SUPPLIED MATERIAL:
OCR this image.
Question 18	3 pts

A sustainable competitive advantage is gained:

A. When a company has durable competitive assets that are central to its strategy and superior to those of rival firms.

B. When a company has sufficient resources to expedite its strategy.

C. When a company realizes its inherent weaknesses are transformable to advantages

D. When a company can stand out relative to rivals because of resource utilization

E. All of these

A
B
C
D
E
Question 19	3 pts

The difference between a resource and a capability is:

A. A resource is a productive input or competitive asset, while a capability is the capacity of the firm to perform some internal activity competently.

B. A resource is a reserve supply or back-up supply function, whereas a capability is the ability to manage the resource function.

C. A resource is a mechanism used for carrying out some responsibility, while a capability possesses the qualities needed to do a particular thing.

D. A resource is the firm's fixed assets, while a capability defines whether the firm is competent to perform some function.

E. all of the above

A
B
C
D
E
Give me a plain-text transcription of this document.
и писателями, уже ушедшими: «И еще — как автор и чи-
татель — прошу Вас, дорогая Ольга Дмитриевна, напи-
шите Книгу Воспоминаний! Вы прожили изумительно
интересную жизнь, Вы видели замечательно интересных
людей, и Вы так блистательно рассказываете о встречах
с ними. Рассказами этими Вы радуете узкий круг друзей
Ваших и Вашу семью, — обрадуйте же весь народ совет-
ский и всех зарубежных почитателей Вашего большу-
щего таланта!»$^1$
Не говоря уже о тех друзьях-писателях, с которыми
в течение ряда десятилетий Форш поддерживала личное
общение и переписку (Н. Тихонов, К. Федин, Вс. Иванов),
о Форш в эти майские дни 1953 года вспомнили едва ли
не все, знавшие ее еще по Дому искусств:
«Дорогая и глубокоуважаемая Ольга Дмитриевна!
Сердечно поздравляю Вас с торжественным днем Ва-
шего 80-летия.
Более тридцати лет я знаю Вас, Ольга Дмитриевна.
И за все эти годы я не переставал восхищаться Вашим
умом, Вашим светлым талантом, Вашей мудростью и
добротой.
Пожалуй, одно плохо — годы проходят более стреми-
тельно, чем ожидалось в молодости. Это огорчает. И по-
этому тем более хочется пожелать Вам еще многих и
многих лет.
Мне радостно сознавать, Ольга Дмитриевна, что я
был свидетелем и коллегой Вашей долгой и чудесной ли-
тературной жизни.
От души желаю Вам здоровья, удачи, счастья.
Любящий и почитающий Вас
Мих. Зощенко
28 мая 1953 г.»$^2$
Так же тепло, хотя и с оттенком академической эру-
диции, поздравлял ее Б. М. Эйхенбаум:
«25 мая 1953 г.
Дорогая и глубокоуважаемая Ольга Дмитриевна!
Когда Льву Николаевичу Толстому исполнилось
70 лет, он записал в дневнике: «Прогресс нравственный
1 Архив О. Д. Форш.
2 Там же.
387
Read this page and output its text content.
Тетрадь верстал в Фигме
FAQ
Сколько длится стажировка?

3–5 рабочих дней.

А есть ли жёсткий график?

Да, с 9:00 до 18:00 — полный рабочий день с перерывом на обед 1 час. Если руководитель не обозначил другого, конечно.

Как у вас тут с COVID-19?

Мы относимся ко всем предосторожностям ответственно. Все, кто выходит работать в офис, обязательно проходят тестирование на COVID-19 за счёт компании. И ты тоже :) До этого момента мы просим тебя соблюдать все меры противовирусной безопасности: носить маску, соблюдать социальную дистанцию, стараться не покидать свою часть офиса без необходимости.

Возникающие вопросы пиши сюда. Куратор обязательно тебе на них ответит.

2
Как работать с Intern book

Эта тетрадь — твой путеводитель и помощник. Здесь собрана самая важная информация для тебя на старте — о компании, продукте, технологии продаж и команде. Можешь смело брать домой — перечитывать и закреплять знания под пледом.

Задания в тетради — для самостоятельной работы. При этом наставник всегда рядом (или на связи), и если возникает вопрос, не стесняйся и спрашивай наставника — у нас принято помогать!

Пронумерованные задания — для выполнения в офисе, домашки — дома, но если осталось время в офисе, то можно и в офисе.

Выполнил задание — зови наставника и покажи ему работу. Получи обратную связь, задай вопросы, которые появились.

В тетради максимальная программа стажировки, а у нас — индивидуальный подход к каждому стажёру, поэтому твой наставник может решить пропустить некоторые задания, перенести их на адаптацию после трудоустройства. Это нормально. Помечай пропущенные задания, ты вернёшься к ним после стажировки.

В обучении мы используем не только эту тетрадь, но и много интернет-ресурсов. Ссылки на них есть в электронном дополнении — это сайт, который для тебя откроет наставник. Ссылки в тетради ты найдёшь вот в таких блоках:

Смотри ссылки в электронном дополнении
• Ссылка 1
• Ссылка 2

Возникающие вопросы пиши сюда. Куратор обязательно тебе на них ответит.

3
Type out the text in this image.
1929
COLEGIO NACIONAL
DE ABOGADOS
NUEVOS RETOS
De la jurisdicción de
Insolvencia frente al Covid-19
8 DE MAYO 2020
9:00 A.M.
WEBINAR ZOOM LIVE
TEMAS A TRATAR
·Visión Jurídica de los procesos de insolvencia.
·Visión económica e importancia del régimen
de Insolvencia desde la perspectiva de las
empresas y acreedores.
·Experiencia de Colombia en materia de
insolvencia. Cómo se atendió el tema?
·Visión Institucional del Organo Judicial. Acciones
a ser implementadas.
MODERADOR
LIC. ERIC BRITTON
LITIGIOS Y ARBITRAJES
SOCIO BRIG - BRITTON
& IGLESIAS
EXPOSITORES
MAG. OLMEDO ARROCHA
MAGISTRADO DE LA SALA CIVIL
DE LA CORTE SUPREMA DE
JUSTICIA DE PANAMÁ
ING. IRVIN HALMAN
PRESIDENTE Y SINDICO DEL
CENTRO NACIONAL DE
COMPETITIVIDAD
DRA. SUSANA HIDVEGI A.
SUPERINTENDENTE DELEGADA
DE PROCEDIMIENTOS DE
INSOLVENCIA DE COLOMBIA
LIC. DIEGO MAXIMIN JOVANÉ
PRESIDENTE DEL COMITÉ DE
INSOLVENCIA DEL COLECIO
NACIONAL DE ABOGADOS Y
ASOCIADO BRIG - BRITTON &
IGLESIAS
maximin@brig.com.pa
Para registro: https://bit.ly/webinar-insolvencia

WHAT YOU WILL DO:
Transcribe word for word the lines from the one holding "Type out the text in this image." to the last line of the listing above, inclusive.

REPLY:
Type out the text in this image.
1929
COLEGIO NACIONAL
DE ABOGADOS
NUEVOS RETOS
De la jurisdicción de
Insolvencia frente al Covid-19
8 DE MAYO 2020
9:00 A.M.
WEBINAR ZOOM LIVE
TEMAS A TRATAR
·Visión Jurídica de los procesos de insolvencia.
·Visión económica e importancia del régimen
de Insolvencia desde la perspectiva de las
empresas y acreedores.
·Experiencia de Colombia en materia de
insolvencia. Cómo se atendió el tema?
·Visión Institucional del Organo Judicial. Acciones
a ser implementadas.
MODERADOR
LIC. ERIC BRITTON
LITIGIOS Y ARBITRAJES
SOCIO BRIG - BRITTON
& IGLESIAS
EXPOSITORES
MAG. OLMEDO ARROCHA
MAGISTRADO DE LA SALA CIVIL
DE LA CORTE SUPREMA DE
JUSTICIA DE PANAMÁ
ING. IRVIN HALMAN
PRESIDENTE Y SINDICO DEL
CENTRO NACIONAL DE
COMPETITIVIDAD
DRA. SUSANA HIDVEGI A.
SUPERINTENDENTE DELEGADA
DE PROCEDIMIENTOS DE
INSOLVENCIA DE COLOMBIA
LIC. DIEGO MAXIMIN JOVANÉ
PRESIDENTE DEL COMITÉ DE
INSOLVENCIA DEL COLECIO
NACIONAL DE ABOGADOS Y
ASOCIADO BRIG - BRITTON &
IGLESIAS
maximin@brig.com.pa
Para registro: https://bit.ly/webinar-insolvencia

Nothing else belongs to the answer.